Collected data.

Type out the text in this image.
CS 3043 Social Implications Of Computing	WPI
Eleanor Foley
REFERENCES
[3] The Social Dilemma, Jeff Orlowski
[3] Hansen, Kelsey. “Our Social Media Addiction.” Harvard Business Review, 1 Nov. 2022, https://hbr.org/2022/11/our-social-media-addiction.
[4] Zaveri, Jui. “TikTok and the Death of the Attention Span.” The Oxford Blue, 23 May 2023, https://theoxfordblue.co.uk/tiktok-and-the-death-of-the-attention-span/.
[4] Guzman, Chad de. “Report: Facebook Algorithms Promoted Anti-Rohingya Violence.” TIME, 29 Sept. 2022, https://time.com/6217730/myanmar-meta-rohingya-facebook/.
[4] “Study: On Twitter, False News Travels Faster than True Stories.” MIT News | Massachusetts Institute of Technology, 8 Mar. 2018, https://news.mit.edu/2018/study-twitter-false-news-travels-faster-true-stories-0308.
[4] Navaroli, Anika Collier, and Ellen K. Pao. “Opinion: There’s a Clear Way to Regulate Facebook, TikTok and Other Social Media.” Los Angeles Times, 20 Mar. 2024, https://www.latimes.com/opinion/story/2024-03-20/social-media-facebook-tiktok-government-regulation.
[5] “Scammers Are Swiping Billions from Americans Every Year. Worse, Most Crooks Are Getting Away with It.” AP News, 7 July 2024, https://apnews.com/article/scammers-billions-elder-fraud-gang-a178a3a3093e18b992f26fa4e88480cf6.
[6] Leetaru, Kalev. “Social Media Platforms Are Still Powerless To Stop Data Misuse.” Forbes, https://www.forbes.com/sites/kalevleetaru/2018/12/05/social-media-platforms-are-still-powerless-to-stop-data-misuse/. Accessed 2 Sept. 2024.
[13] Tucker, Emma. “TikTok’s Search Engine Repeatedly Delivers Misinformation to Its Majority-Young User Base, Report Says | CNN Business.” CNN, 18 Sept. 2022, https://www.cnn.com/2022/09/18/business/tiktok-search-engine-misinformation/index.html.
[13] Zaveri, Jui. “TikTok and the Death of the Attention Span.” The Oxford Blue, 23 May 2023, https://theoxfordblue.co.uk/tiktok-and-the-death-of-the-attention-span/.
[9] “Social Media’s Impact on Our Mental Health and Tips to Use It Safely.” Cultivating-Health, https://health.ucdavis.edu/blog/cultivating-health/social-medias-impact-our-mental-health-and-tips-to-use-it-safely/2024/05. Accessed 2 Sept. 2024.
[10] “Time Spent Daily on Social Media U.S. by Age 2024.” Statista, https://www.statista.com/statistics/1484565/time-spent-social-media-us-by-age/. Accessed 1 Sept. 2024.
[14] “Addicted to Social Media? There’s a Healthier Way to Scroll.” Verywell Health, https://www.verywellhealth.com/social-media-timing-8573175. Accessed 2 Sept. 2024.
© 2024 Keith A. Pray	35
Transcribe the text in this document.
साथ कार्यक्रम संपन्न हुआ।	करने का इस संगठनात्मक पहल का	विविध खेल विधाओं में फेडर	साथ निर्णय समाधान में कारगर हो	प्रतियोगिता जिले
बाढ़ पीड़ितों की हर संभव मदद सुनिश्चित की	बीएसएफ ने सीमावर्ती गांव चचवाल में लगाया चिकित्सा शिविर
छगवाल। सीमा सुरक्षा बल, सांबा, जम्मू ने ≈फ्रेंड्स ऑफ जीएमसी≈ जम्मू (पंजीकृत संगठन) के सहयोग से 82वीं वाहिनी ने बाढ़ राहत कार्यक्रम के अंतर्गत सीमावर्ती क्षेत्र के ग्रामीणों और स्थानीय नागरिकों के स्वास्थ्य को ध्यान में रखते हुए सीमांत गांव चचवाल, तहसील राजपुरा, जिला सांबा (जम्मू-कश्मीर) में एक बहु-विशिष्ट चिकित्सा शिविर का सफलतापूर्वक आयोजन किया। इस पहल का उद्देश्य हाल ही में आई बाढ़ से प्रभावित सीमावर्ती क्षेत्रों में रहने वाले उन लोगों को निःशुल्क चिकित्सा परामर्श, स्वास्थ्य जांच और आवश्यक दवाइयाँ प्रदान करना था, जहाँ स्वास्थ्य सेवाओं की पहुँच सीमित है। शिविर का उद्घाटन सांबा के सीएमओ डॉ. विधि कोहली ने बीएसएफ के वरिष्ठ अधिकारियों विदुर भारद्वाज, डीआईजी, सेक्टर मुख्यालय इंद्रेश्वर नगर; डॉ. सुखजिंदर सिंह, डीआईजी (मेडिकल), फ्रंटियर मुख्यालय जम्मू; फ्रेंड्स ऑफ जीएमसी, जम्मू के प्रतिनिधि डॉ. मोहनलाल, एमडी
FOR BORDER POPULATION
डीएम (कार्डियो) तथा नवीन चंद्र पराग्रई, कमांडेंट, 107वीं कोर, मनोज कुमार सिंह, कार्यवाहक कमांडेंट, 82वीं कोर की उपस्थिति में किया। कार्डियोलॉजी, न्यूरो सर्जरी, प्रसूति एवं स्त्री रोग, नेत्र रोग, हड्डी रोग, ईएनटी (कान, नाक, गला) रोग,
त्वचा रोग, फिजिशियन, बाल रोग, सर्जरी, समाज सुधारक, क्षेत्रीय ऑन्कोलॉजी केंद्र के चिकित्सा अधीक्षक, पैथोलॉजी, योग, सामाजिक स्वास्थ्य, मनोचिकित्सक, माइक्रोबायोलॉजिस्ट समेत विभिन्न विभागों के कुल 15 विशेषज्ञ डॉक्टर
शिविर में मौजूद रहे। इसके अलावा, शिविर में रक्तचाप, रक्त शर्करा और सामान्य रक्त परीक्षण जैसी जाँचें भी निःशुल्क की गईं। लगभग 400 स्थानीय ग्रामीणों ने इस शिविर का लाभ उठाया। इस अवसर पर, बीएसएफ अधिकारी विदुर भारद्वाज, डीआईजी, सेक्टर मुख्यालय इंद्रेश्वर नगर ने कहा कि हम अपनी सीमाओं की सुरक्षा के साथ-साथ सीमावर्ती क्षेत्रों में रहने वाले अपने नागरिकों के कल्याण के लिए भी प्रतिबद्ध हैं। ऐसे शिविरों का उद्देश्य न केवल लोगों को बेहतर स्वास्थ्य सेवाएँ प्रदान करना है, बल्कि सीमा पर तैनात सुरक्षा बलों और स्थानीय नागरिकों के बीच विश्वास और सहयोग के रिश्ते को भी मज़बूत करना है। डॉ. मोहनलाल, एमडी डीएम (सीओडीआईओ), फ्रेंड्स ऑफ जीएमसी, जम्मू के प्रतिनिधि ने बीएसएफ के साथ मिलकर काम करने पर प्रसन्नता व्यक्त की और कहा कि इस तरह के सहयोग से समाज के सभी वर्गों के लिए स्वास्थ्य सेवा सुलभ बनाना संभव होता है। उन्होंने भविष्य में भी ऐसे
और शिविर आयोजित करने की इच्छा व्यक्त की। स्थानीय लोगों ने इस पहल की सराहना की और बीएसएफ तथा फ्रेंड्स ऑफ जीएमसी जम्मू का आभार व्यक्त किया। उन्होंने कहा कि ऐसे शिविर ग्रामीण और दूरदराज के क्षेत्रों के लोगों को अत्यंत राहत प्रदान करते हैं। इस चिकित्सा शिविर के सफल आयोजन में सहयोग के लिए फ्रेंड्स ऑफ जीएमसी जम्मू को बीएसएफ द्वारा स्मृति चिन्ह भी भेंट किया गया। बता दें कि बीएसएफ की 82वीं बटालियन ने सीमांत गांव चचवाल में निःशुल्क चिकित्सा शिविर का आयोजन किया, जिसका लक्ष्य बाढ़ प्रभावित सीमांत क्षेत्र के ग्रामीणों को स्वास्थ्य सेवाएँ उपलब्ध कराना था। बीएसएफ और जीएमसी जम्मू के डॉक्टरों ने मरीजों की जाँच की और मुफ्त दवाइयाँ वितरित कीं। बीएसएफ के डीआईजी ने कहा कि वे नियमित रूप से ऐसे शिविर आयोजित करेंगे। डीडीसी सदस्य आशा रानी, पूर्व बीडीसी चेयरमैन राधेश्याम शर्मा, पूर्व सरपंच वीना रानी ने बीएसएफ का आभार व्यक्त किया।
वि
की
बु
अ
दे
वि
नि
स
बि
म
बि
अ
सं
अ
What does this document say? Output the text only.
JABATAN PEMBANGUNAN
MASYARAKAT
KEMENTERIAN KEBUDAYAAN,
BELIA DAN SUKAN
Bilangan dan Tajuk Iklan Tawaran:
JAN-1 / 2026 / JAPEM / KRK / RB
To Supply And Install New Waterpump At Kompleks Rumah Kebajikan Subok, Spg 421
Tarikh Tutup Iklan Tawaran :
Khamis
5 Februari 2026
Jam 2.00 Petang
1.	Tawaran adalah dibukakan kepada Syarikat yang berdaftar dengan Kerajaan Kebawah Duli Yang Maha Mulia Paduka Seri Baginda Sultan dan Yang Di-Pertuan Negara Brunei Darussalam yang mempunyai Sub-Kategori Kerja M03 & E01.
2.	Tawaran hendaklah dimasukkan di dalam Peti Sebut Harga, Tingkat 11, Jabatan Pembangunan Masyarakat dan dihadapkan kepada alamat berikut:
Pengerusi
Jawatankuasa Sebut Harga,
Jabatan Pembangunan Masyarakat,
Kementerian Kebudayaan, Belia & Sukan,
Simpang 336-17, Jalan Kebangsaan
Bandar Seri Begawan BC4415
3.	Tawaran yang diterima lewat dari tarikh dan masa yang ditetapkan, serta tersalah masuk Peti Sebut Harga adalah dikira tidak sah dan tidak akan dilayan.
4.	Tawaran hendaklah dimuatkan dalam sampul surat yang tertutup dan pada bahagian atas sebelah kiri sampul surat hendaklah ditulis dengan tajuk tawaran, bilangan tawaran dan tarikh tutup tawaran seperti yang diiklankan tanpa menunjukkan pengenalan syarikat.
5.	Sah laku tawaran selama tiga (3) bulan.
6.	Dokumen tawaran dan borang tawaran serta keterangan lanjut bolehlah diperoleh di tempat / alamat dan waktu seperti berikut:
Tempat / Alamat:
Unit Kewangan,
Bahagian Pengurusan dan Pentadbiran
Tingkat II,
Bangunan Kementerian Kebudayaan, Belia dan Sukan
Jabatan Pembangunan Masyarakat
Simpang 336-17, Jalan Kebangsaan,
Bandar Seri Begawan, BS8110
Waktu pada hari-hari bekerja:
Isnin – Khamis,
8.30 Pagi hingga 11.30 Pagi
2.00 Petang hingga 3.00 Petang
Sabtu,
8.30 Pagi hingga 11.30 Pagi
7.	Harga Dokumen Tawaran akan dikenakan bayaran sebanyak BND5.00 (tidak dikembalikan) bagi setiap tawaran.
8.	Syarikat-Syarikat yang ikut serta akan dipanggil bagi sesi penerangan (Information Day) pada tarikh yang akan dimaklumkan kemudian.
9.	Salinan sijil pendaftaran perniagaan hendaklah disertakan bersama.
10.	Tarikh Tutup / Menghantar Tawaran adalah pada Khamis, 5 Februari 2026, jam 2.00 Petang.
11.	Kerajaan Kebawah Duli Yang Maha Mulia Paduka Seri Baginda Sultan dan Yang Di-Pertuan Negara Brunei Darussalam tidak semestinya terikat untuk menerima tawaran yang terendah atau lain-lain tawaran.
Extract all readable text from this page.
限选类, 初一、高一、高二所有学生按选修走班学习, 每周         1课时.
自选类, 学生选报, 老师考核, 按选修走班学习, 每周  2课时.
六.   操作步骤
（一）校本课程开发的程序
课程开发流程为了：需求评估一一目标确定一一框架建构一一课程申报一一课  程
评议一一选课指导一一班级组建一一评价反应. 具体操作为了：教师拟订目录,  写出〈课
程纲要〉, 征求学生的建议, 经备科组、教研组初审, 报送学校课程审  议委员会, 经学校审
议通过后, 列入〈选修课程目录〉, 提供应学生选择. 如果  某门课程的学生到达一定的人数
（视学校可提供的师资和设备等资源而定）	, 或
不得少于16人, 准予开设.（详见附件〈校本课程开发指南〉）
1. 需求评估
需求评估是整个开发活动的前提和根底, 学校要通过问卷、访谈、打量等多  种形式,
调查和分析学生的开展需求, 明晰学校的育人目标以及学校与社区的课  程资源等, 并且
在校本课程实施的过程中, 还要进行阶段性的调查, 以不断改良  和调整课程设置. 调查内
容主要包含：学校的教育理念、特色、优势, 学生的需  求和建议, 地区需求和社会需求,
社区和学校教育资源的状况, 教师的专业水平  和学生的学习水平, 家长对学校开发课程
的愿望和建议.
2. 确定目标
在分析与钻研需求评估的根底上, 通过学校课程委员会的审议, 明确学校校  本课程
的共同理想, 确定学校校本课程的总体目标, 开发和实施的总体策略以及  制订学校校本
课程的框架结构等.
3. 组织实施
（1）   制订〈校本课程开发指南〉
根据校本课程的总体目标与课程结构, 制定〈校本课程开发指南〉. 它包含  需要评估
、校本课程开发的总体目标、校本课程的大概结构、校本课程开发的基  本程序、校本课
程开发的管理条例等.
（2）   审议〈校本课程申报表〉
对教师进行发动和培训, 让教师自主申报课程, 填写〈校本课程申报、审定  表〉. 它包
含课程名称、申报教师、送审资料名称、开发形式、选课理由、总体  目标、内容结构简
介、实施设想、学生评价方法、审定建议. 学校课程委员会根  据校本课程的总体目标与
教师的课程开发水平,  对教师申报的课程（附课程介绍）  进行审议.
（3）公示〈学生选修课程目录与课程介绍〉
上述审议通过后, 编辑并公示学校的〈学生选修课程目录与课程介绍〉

GIVEN TASK. Using the listing above, list every line in which the string "Oxford" occurs.

TASK RESULT.
[4] Zaveri, Jui. “TikTok and the Death of the Attention Span.” The Oxford Blue, 23 May 2023, https://theoxfordblue.co.uk/tiktok-and-the-death-of-the-attention-span/.
[13] Zaveri, Jui. “TikTok and the Death of the Attention Span.” The Oxford Blue, 23 May 2023, https://theoxfordblue.co.uk/tiktok-and-the-death-of-the-attention-span/.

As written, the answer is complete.